TEXTE PRÉSENTÉ:
========================================
Pour Richard,
Il n’y a pas de campo bravo. Il y a des campos bravos. Le pluriel est essentiel. La Navarre est brava mais en marge. Elle est un campo bravo parmi d’autres plus communs, plus connus, plus propices aux rêveries. Le campo navarrais ressemble aux vaches qui lui trottent dessus. Il est couleur terre, il est âpre et il ne s’embarrasse pas de détails superflus. Ici, point d’encinas centenaires, le violet n’est pas inscrit dans le cahier des charges des lieux et Monet n’est qu’un peintre de livre d’art.
Miguel Reta vit dans ce campo et de ce campo. Il élève des vaches d’origine navarraise dans un pueblecito (Grocin) embrassé par la culture du blé. Au loin les contreforts pyrénéens tracent une douce ligne bleue.
========================================
DONNÉES AFFICHÉES:
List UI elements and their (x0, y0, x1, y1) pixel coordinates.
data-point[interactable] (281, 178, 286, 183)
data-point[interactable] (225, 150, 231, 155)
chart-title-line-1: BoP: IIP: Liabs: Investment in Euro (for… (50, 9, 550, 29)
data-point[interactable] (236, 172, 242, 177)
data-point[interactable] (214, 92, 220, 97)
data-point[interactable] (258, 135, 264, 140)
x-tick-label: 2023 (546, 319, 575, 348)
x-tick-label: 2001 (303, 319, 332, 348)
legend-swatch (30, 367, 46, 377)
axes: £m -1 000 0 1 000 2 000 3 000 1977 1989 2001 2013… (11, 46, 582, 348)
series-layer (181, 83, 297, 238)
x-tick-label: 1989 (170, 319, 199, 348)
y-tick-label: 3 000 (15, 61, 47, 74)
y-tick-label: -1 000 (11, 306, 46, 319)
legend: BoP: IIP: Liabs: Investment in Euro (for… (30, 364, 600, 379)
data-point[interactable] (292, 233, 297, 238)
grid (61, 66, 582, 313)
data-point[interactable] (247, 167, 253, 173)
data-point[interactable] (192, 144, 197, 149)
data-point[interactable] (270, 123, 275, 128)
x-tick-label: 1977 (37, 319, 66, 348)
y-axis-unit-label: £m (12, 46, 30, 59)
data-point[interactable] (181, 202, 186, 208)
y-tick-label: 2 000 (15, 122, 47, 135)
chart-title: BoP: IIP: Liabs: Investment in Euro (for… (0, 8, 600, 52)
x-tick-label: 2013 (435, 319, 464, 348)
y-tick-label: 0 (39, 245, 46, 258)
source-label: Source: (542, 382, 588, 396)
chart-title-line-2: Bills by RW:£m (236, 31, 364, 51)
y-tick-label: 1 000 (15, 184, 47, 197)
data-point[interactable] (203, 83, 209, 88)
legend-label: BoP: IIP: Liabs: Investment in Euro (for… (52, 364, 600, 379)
========================================
CONSIGNES DE TRAVAIL:
a) D'après le texte sur le campo navarrais, dans quel village Miguel Reta élève-t-il ses vaches ?
b) Dans le texte sur le campo navarrais, recopiez le passage commençant par « Miguel Reta vit » et finissant par « douce ligne bleue. », en substituant « maïs » à « blé ».
La liste provient d'une autre source que le texte.

RÉSULTATS DE L'EXERCICE:
a) À Grocin.

b)
Miguel Reta vit dans ce campo et de ce campo. Il élève des vaches d’origine navarraise dans un pueblecito (Grocin) embrassé par la culture du maïs. Au loin les contreforts pyrénéens tracent une douce ligne bleue.